Your task: Print all the data, keeping every line exactly as it is.

Extracted data entries:
______

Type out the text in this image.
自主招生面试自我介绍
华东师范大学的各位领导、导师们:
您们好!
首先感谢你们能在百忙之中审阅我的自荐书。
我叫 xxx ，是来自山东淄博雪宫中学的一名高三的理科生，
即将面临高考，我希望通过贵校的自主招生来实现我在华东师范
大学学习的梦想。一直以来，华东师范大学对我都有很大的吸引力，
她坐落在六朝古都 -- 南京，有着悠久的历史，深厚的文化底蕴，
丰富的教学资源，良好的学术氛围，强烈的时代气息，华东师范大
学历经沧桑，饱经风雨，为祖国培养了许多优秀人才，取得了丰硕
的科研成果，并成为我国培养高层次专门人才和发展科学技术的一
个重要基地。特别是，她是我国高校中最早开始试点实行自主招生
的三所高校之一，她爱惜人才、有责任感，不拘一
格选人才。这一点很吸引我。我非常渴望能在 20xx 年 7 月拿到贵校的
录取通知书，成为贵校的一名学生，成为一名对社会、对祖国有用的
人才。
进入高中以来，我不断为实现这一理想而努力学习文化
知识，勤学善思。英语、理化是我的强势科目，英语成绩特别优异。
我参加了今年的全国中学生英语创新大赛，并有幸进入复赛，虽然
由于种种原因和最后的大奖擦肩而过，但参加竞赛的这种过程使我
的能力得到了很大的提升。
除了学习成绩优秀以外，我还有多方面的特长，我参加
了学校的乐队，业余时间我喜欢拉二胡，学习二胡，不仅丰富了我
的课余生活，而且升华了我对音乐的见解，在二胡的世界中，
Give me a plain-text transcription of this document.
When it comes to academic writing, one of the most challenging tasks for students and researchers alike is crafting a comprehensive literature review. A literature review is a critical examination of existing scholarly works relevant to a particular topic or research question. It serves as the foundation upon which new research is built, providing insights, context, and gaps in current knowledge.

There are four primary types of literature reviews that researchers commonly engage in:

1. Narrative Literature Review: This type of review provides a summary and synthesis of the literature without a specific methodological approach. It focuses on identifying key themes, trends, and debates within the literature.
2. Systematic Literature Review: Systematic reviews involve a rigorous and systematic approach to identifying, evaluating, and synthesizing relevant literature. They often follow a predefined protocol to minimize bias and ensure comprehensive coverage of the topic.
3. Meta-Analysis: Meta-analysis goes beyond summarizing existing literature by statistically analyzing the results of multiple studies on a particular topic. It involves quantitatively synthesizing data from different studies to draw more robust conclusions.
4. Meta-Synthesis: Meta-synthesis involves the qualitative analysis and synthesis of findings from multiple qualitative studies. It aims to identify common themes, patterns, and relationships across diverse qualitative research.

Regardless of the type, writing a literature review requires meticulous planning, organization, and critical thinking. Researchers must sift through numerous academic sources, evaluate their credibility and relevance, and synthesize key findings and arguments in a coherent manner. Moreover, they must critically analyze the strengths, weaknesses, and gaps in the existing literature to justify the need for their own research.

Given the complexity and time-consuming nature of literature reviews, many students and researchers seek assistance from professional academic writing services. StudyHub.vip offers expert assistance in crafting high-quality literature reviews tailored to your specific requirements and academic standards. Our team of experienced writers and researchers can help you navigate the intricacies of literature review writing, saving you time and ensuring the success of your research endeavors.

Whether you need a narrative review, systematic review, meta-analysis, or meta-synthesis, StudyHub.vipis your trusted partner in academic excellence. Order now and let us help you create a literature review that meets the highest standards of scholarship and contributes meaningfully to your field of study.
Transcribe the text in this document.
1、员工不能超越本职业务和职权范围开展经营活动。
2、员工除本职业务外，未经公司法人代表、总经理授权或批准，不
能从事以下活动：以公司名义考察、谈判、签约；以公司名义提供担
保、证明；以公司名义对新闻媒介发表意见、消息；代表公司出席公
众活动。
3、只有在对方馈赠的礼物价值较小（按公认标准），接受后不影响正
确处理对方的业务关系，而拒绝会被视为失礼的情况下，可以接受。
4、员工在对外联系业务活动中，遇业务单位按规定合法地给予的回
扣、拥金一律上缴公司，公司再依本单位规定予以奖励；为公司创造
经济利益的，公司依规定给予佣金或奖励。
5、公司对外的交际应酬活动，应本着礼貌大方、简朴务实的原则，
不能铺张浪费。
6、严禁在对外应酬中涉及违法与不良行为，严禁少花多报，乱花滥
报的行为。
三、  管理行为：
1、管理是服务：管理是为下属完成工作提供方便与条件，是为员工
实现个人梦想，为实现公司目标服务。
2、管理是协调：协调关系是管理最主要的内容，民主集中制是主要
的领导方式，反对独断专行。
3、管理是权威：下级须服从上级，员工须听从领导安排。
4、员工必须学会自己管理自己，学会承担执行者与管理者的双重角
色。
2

______

Result for this task:
Type out the text in this image.
自主招生面试自我介绍
华东师范大学的各位领导、导师们:
您们好!
首先感谢你们能在百忙之中审阅我的自荐书。
我叫 xxx ，是来自山东淄博雪宫中学的一名高三的理科生，
即将面临高考，我希望通过贵校的自主招生来实现我在华东师范
大学学习的梦想。一直以来，华东师范大学对我都有很大的吸引力，
她坐落在六朝古都 -- 南京，有着悠久的历史，深厚的文化底蕴，
丰富的教学资源，良好的学术氛围，强烈的时代气息，华东师范大
学历经沧桑，饱经风雨，为祖国培养了许多优秀人才，取得了丰硕
的科研成果，并成为我国培养高层次专门人才和发展科学技术的一
个重要基地。特别是，她是我国高校中最早开始试点实行自主招生
的三所高校之一，她爱惜人才、有责任感，不拘一
格选人才。这一点很吸引我。我非常渴望能在 20xx 年 7 月拿到贵校的
录取通知书，成为贵校的一名学生，成为一名对社会、对祖国有用的
人才。
进入高中以来，我不断为实现这一理想而努力学习文化
知识，勤学善思。英语、理化是我的强势科目，英语成绩特别优异。
我参加了今年的全国中学生英语创新大赛，并有幸进入复赛，虽然
由于种种原因和最后的大奖擦肩而过，但参加竞赛的这种过程使我
的能力得到了很大的提升。
除了学习成绩优秀以外，我还有多方面的特长，我参加
了学校的乐队，业余时间我喜欢拉二胡，学习二胡，不仅丰富了我
的课余生活，而且升华了我对音乐的见解，在二胡的世界中，
Give me a plain-text transcription of this document.
When it comes to academic writing, one of the most challenging tasks for students and researchers alike is crafting a comprehensive literature review. A literature review is a critical examination of existing scholarly works relevant to a particular topic or research question. It serves as the foundation upon which new research is built, providing insights, context, and gaps in current knowledge.

There are four primary types of literature reviews that researchers commonly engage in:

1. Narrative Literature Review: This type of review provides a summary and synthesis of the literature without a specific methodological approach. It focuses on identifying key themes, trends, and debates within the literature.
2. Systematic Literature Review: Systematic reviews involve a rigorous and systematic approach to identifying, evaluating, and synthesizing relevant literature. They often follow a predefined protocol to minimize bias and ensure comprehensive coverage of the topic.
3. Meta-Analysis: Meta-analysis goes beyond summarizing existing literature by statistically analyzing the results of multiple studies on a particular topic. It involves quantitatively synthesizing data from different studies to draw more robust conclusions.
4. Meta-Synthesis: Meta-synthesis involves the qualitative analysis and synthesis of findings from multiple qualitative studies. It aims to identify common themes, patterns, and relationships across diverse qualitative research.

Regardless of the type, writing a literature review requires meticulous planning, organization, and critical thinking. Researchers must sift through numerous academic sources, evaluate their credibility and relevance, and synthesize key findings and arguments in a coherent manner. Moreover, they must critically analyze the strengths, weaknesses, and gaps in the existing literature to justify the need for their own research.

Given the complexity and time-consuming nature of literature reviews, many students and researchers seek assistance from professional academic writing services. StudyHub.vip offers expert assistance in crafting high-quality literature reviews tailored to your specific requirements and academic standards. Our team of experienced writers and researchers can help you navigate the intricacies of literature review writing, saving you time and ensuring the success of your research endeavors.

Whether you need a narrative review, systematic review, meta-analysis, or meta-synthesis, StudyHub.vipis your trusted partner in academic excellence. Order now and let us help you create a literature review that meets the highest standards of scholarship and contributes meaningfully to your field of study.
Transcribe the text in this document.
1、员工不能超越本职业务和职权范围开展经营活动。
2、员工除本职业务外，未经公司法人代表、总经理授权或批准，不
能从事以下活动：以公司名义考察、谈判、签约；以公司名义提供担
保、证明；以公司名义对新闻媒介发表意见、消息；代表公司出席公
众活动。
3、只有在对方馈赠的礼物价值较小（按公认标准），接受后不影响正
确处理对方的业务关系，而拒绝会被视为失礼的情况下，可以接受。
4、员工在对外联系业务活动中，遇业务单位按规定合法地给予的回
扣、拥金一律上缴公司，公司再依本单位规定予以奖励；为公司创造
经济利益的，公司依规定给予佣金或奖励。
5、公司对外的交际应酬活动，应本着礼貌大方、简朴务实的原则，
不能铺张浪费。
6、严禁在对外应酬中涉及违法与不良行为，严禁少花多报，乱花滥
报的行为。
三、  管理行为：
1、管理是服务：管理是为下属完成工作提供方便与条件，是为员工
实现个人梦想，为实现公司目标服务。
2、管理是协调：协调关系是管理最主要的内容，民主集中制是主要
的领导方式，反对独断专行。
3、管理是权威：下级须服从上级，员工须听从领导安排。
4、员工必须学会自己管理自己，学会承担执行者与管理者的双重角
色。
2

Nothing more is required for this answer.